> **Stated task**
Read the lines that follow and pick out every one containing the word "number".

> **Exercise input**
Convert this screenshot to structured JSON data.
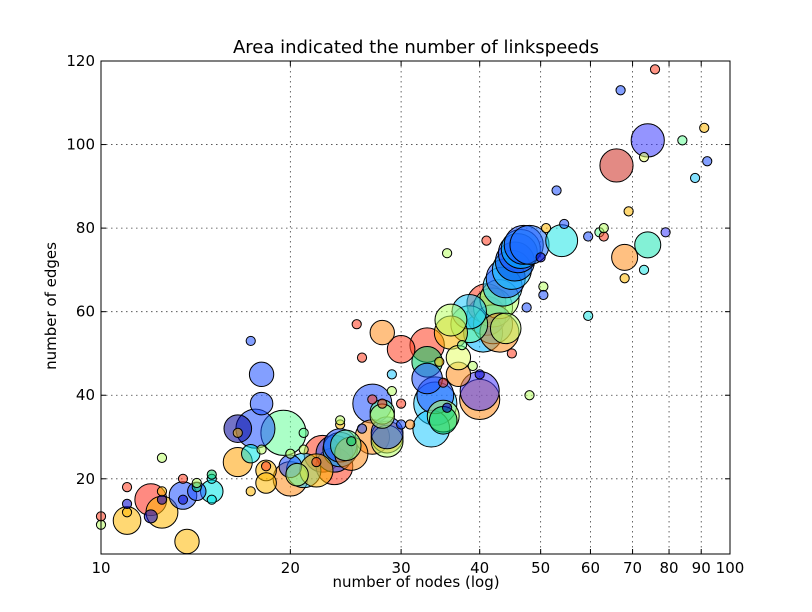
{
  "chart_data": {
    "type": "scatter",
    "title": "Area indicated the number of linkspeeds",
    "xlabel": "number of nodes (log)",
    "ylabel": "number of edges",
    "xscale": "log",
    "xlim": [
      10,
      100
    ],
    "ylim": [
      2,
      120
    ],
    "grid": true,
    "x_ticks": [
      10,
      20,
      30,
      40,
      50,
      60,
      70,
      80,
      90,
      100
    ],
    "x_tick_labels": [
      "10",
      "20",
      "30",
      "40",
      "50",
      "60",
      "70",
      "80",
      "90",
      "100"
    ],
    "y_ticks": [
      20,
      40,
      60,
      80,
      100,
      120
    ],
    "y_tick_labels": [
      "20",
      "40",
      "60",
      "80",
      "100",
      "120"
    ],
    "points": [
      {
        "x": 10,
        "y": 9,
        "size": 1,
        "color": "#b9ff66"
      },
      {
        "x": 10,
        "y": 11,
        "size": 1,
        "color": "#ff3d1f"
      },
      {
        "x": 11,
        "y": 10,
        "size": 9,
        "color": "#ffb800"
      },
      {
        "x": 11,
        "y": 12,
        "size": 1,
        "color": "#ffb800"
      },
      {
        "x": 11,
        "y": 14,
        "size": 1,
        "color": "#0000cc"
      },
      {
        "x": 11,
        "y": 18,
        "size": 1,
        "color": "#ff3d1f"
      },
      {
        "x": 12,
        "y": 15,
        "size": 12,
        "color": "#ff2a1a"
      },
      {
        "x": 12,
        "y": 11,
        "size": 2,
        "color": "#0000cc"
      },
      {
        "x": 12.5,
        "y": 12,
        "size": 12,
        "color": "#ffb800"
      },
      {
        "x": 12.5,
        "y": 15,
        "size": 1,
        "color": "#0000cc"
      },
      {
        "x": 12.5,
        "y": 17,
        "size": 1,
        "color": "#ffb800"
      },
      {
        "x": 12.5,
        "y": 25,
        "size": 1,
        "color": "#b9ff66"
      },
      {
        "x": 13.5,
        "y": 16,
        "size": 9,
        "color": "#1e50ff"
      },
      {
        "x": 13.5,
        "y": 20,
        "size": 1,
        "color": "#ff3d1f"
      },
      {
        "x": 13.5,
        "y": 15,
        "size": 1,
        "color": "#0000cc"
      },
      {
        "x": 13.7,
        "y": 5,
        "size": 7,
        "color": "#ffb800"
      },
      {
        "x": 14.2,
        "y": 17,
        "size": 4,
        "color": "#1e50ff"
      },
      {
        "x": 14.2,
        "y": 18,
        "size": 1,
        "color": "#00cc66"
      },
      {
        "x": 14.2,
        "y": 19,
        "size": 1,
        "color": "#b9ff66"
      },
      {
        "x": 15,
        "y": 17,
        "size": 6,
        "color": "#00e5e5"
      },
      {
        "x": 15,
        "y": 15,
        "size": 1,
        "color": "#00e5e5"
      },
      {
        "x": 15,
        "y": 20,
        "size": 1,
        "color": "#00e5e5"
      },
      {
        "x": 15,
        "y": 21,
        "size": 1,
        "color": "#00cc66"
      },
      {
        "x": 16.5,
        "y": 24,
        "size": 10,
        "color": "#ffa000"
      },
      {
        "x": 16.5,
        "y": 32,
        "size": 9,
        "color": "#000099"
      },
      {
        "x": 16.5,
        "y": 31,
        "size": 1,
        "color": "#ffb800"
      },
      {
        "x": 17.3,
        "y": 26,
        "size": 4,
        "color": "#00e5e5"
      },
      {
        "x": 17.3,
        "y": 17,
        "size": 1,
        "color": "#ffb800"
      },
      {
        "x": 17.3,
        "y": 53,
        "size": 1,
        "color": "#1e50ff"
      },
      {
        "x": 17.6,
        "y": 32,
        "size": 18,
        "color": "#1e50ff"
      },
      {
        "x": 18,
        "y": 45,
        "size": 7,
        "color": "#1e50ff"
      },
      {
        "x": 18,
        "y": 38,
        "size": 6,
        "color": "#1e50ff"
      },
      {
        "x": 18,
        "y": 27,
        "size": 1,
        "color": "#b9ff66"
      },
      {
        "x": 18.3,
        "y": 22,
        "size": 5,
        "color": "#ffb800"
      },
      {
        "x": 18.3,
        "y": 19,
        "size": 5,
        "color": "#ffb800"
      },
      {
        "x": 18.3,
        "y": 23,
        "size": 1,
        "color": "#ff3d1f"
      },
      {
        "x": 19.5,
        "y": 31,
        "size": 24,
        "color": "#66ff99"
      },
      {
        "x": 20,
        "y": 20,
        "size": 14,
        "color": "#ff8c1a"
      },
      {
        "x": 20,
        "y": 23,
        "size": 6,
        "color": "#1e50ff"
      },
      {
        "x": 20,
        "y": 26,
        "size": 1,
        "color": "#b9ff66"
      },
      {
        "x": 20.5,
        "y": 21,
        "size": 6,
        "color": "#b9ff66"
      },
      {
        "x": 21,
        "y": 22,
        "size": 14,
        "color": "#1ec8ff"
      },
      {
        "x": 21,
        "y": 27,
        "size": 1,
        "color": "#b9ff66"
      },
      {
        "x": 21,
        "y": 31,
        "size": 1,
        "color": "#66ff99"
      },
      {
        "x": 22,
        "y": 22,
        "size": 13,
        "color": "#ffb800"
      },
      {
        "x": 22,
        "y": 24,
        "size": 1,
        "color": "#ff3d1f"
      },
      {
        "x": 22.5,
        "y": 26,
        "size": 16,
        "color": "#ff3d1f"
      },
      {
        "x": 23.5,
        "y": 23,
        "size": 16,
        "color": "#ff3d1f"
      },
      {
        "x": 23.5,
        "y": 26,
        "size": 16,
        "color": "#1e50ff"
      },
      {
        "x": 24,
        "y": 28,
        "size": 13,
        "color": "#1e50ff"
      },
      {
        "x": 24,
        "y": 27,
        "size": 14,
        "color": "#1ec8ff"
      },
      {
        "x": 24,
        "y": 33,
        "size": 1,
        "color": "#ffb800"
      },
      {
        "x": 24,
        "y": 34,
        "size": 1,
        "color": "#b9ff66"
      },
      {
        "x": 24.5,
        "y": 28,
        "size": 11,
        "color": "#66ff99"
      },
      {
        "x": 25,
        "y": 29,
        "size": 1,
        "color": "#00cc66"
      },
      {
        "x": 25,
        "y": 26,
        "size": 13,
        "color": "#ff8c1a"
      },
      {
        "x": 25.5,
        "y": 57,
        "size": 1,
        "color": "#ff3d1f"
      },
      {
        "x": 26,
        "y": 32,
        "size": 1,
        "color": "#1e50ff"
      },
      {
        "x": 26,
        "y": 49,
        "size": 1,
        "color": "#ff3d1f"
      },
      {
        "x": 27,
        "y": 38,
        "size": 18,
        "color": "#1e50ff"
      },
      {
        "x": 27,
        "y": 30,
        "size": 14,
        "color": "#ff8c1a"
      },
      {
        "x": 27,
        "y": 39,
        "size": 1,
        "color": "#ff3d1f"
      },
      {
        "x": 28,
        "y": 55,
        "size": 7,
        "color": "#ff8c1a"
      },
      {
        "x": 28,
        "y": 36,
        "size": 7,
        "color": "#66ff99"
      },
      {
        "x": 28,
        "y": 35,
        "size": 7,
        "color": "#b9ff66"
      },
      {
        "x": 28,
        "y": 38,
        "size": 1,
        "color": "#ff3d1f"
      },
      {
        "x": 28.5,
        "y": 30,
        "size": 12,
        "color": "#ff8c1a"
      },
      {
        "x": 28.5,
        "y": 29,
        "size": 12,
        "color": "#b9ff66"
      },
      {
        "x": 28.5,
        "y": 31,
        "size": 12,
        "color": "#1e50ff"
      },
      {
        "x": 29,
        "y": 45,
        "size": 1,
        "color": "#1ec8ff"
      },
      {
        "x": 29,
        "y": 41,
        "size": 1,
        "color": "#b9ff66"
      },
      {
        "x": 30,
        "y": 51,
        "size": 9,
        "color": "#ff3d1f"
      },
      {
        "x": 30,
        "y": 38,
        "size": 1,
        "color": "#ff3d1f"
      },
      {
        "x": 30,
        "y": 33,
        "size": 1,
        "color": "#1e50ff"
      },
      {
        "x": 31,
        "y": 33,
        "size": 1,
        "color": "#ff8c1a"
      },
      {
        "x": 33,
        "y": 52,
        "size": 14,
        "color": "#ff3d1f"
      },
      {
        "x": 33,
        "y": 48,
        "size": 11,
        "color": "#00cc66"
      },
      {
        "x": 33,
        "y": 44,
        "size": 11,
        "color": "#1e50ff"
      },
      {
        "x": 33.5,
        "y": 32,
        "size": 16,
        "color": "#1ec8ff"
      },
      {
        "x": 34,
        "y": 38,
        "size": 22,
        "color": "#1ec8ff"
      },
      {
        "x": 34,
        "y": 40,
        "size": 16,
        "color": "#1e50ff"
      },
      {
        "x": 34.5,
        "y": 48,
        "size": 1,
        "color": "#ffb800"
      },
      {
        "x": 35,
        "y": 35,
        "size": 12,
        "color": "#b9ff66"
      },
      {
        "x": 35,
        "y": 34,
        "size": 9,
        "color": "#00cc66"
      },
      {
        "x": 35,
        "y": 43,
        "size": 1,
        "color": "#ff3d1f"
      },
      {
        "x": 35.5,
        "y": 37,
        "size": 1,
        "color": "#0000cc"
      },
      {
        "x": 35.5,
        "y": 74,
        "size": 1,
        "color": "#b9ff66"
      },
      {
        "x": 36,
        "y": 58,
        "size": 12,
        "color": "#b9ff66"
      },
      {
        "x": 36,
        "y": 55,
        "size": 13,
        "color": "#ffb800"
      },
      {
        "x": 37,
        "y": 45,
        "size": 7,
        "color": "#ff8c1a"
      },
      {
        "x": 37,
        "y": 49,
        "size": 7,
        "color": "#e5ff66"
      },
      {
        "x": 37.5,
        "y": 52,
        "size": 1,
        "color": "#66ff99"
      },
      {
        "x": 38.5,
        "y": 57,
        "size": 16,
        "color": "#66ff99"
      },
      {
        "x": 38.5,
        "y": 60,
        "size": 14,
        "color": "#1ec8ff"
      },
      {
        "x": 39,
        "y": 47,
        "size": 1,
        "color": "#b9ff66"
      },
      {
        "x": 40,
        "y": 39,
        "size": 19,
        "color": "#ff8c1a"
      },
      {
        "x": 40,
        "y": 41,
        "size": 18,
        "color": "#4b3cff"
      },
      {
        "x": 40,
        "y": 45,
        "size": 1,
        "color": "#0000cc"
      },
      {
        "x": 40.5,
        "y": 55,
        "size": 18,
        "color": "#00b4ff"
      },
      {
        "x": 41,
        "y": 59,
        "size": 18,
        "color": "#1e50ff"
      },
      {
        "x": 41,
        "y": 62,
        "size": 18,
        "color": "#ff3d1f"
      },
      {
        "x": 41,
        "y": 77,
        "size": 1,
        "color": "#ff3d1f"
      },
      {
        "x": 42,
        "y": 61,
        "size": 18,
        "color": "#66ff99"
      },
      {
        "x": 42,
        "y": 57,
        "size": 18,
        "color": "#1ec8ff"
      },
      {
        "x": 43,
        "y": 63,
        "size": 18,
        "color": "#b9ff66"
      },
      {
        "x": 43,
        "y": 55,
        "size": 18,
        "color": "#ff8c1a"
      },
      {
        "x": 43.5,
        "y": 66,
        "size": 18,
        "color": "#1ec8ff"
      },
      {
        "x": 44,
        "y": 68,
        "size": 18,
        "color": "#1e50ff"
      },
      {
        "x": 44,
        "y": 56,
        "size": 11,
        "color": "#b9ff66"
      },
      {
        "x": 45,
        "y": 70,
        "size": 18,
        "color": "#1ec8ff"
      },
      {
        "x": 45,
        "y": 50,
        "size": 1,
        "color": "#ff3d1f"
      },
      {
        "x": 45.5,
        "y": 72,
        "size": 18,
        "color": "#0050e6"
      },
      {
        "x": 46,
        "y": 74,
        "size": 18,
        "color": "#1e50ff"
      },
      {
        "x": 46.5,
        "y": 75,
        "size": 18,
        "color": "#00b4ff"
      },
      {
        "x": 47,
        "y": 76,
        "size": 18,
        "color": "#1e50ff"
      },
      {
        "x": 47.5,
        "y": 61,
        "size": 1,
        "color": "#1e50ff"
      },
      {
        "x": 48,
        "y": 40,
        "size": 1,
        "color": "#b9ff66"
      },
      {
        "x": 48,
        "y": 76,
        "size": 18,
        "color": "#1e6eff"
      },
      {
        "x": 50,
        "y": 73,
        "size": 1,
        "color": "#0000cc"
      },
      {
        "x": 50.5,
        "y": 66,
        "size": 1,
        "color": "#b9ff66"
      },
      {
        "x": 50.5,
        "y": 64,
        "size": 1,
        "color": "#1e50ff"
      },
      {
        "x": 51,
        "y": 80,
        "size": 1,
        "color": "#ffb800"
      },
      {
        "x": 53,
        "y": 89,
        "size": 1,
        "color": "#1e50ff"
      },
      {
        "x": 54,
        "y": 77,
        "size": 12,
        "color": "#1ee5e5"
      },
      {
        "x": 54.5,
        "y": 81,
        "size": 1,
        "color": "#1e50ff"
      },
      {
        "x": 59.5,
        "y": 59,
        "size": 1,
        "color": "#1ee5e5"
      },
      {
        "x": 59.5,
        "y": 78,
        "size": 1,
        "color": "#1e50ff"
      },
      {
        "x": 62,
        "y": 79,
        "size": 1,
        "color": "#66ff99"
      },
      {
        "x": 63,
        "y": 78,
        "size": 1,
        "color": "#ff3d1f"
      },
      {
        "x": 63,
        "y": 80,
        "size": 1,
        "color": "#b9ff66"
      },
      {
        "x": 66,
        "y": 95,
        "size": 13,
        "color": "#cc2a1f"
      },
      {
        "x": 67,
        "y": 113,
        "size": 1,
        "color": "#1e50ff"
      },
      {
        "x": 68,
        "y": 73,
        "size": 8,
        "color": "#ff8c1a"
      },
      {
        "x": 68,
        "y": 68,
        "size": 1,
        "color": "#ffb800"
      },
      {
        "x": 69,
        "y": 84,
        "size": 1,
        "color": "#ffb800"
      },
      {
        "x": 73,
        "y": 70,
        "size": 1,
        "color": "#1ee5e5"
      },
      {
        "x": 73,
        "y": 97,
        "size": 1,
        "color": "#e5ff66"
      },
      {
        "x": 74,
        "y": 101,
        "size": 13,
        "color": "#3c3cff"
      },
      {
        "x": 74,
        "y": 76,
        "size": 8,
        "color": "#1ee5b4"
      },
      {
        "x": 76,
        "y": 118,
        "size": 1,
        "color": "#ff3d1f"
      },
      {
        "x": 79,
        "y": 79,
        "size": 1,
        "color": "#3c3cff"
      },
      {
        "x": 84,
        "y": 101,
        "size": 1,
        "color": "#66ff99"
      },
      {
        "x": 88,
        "y": 92,
        "size": 1,
        "color": "#1ec8ff"
      },
      {
        "x": 91,
        "y": 104,
        "size": 1,
        "color": "#ffb800"
      },
      {
        "x": 92,
        "y": 96,
        "size": 1,
        "color": "#1e50ff"
      }
    ]
  }
}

> **Problem solution**
    "title": "Area indicated the number of linkspeeds",
    "xlabel": "number of nodes (log)",
    "ylabel": "number of edges",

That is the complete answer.